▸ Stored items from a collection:
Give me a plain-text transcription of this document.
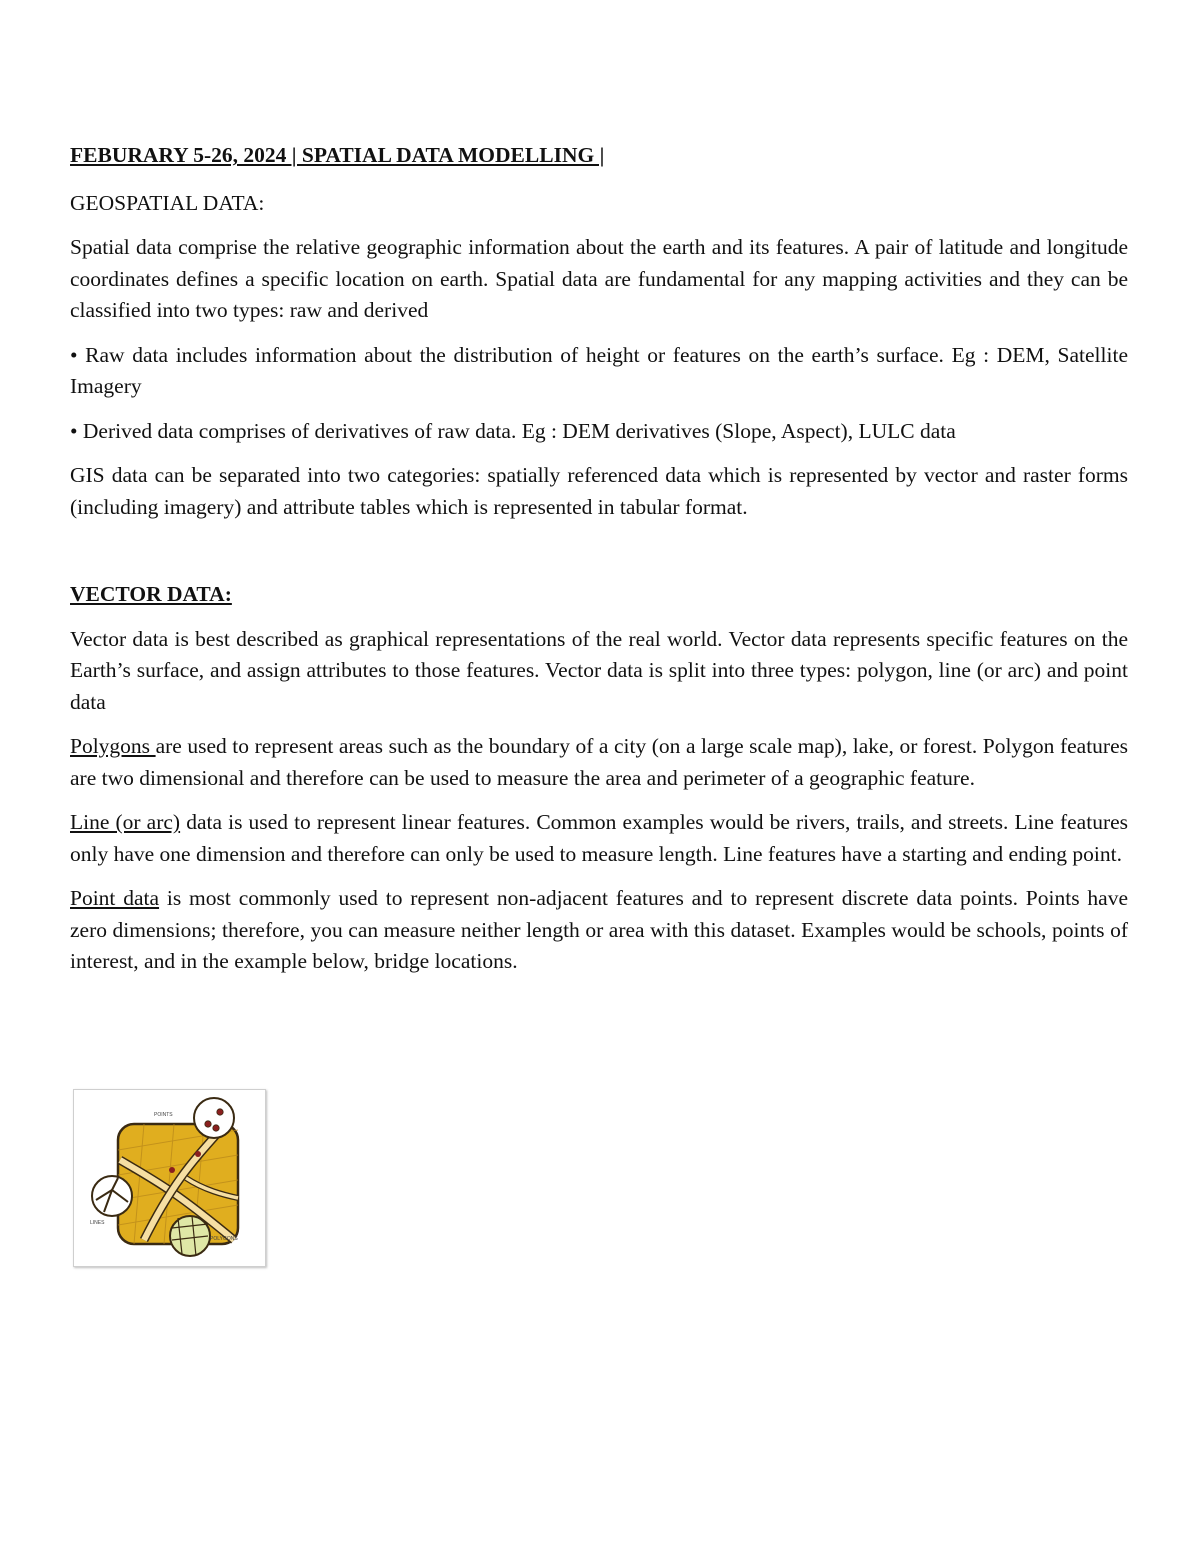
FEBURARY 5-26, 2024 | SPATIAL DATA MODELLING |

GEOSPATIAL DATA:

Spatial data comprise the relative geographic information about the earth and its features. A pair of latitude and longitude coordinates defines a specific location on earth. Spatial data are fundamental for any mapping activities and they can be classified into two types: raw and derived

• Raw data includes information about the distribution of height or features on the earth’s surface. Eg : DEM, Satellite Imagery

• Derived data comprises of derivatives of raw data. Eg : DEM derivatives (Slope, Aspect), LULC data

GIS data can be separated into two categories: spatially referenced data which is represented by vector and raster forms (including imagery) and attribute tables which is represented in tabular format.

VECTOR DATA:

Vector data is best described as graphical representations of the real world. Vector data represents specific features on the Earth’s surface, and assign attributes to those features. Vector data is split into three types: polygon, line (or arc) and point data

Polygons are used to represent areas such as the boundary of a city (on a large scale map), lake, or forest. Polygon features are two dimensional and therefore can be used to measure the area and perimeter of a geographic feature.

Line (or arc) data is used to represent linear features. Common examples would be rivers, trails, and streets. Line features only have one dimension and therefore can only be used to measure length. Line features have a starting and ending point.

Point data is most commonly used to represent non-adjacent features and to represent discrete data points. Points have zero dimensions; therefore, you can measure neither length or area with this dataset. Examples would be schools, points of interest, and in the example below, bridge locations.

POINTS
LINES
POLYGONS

▸ TASK DESCRIPTION:
Copy whichever lines in the listing above contain the word "types".

▸ ANSWER:
Spatial data comprise the relative geographic information about the earth and its features. A pair of latitude and longitude coordinates defines a specific location on earth. Spatial data are fundamental for any mapping activities and they can be classified into two types: raw and derived
Vector data is best described as graphical representations of the real world. Vector data represents specific features on the Earth’s surface, and assign attributes to those features. Vector data is split into three types: polygon, line (or arc) and point data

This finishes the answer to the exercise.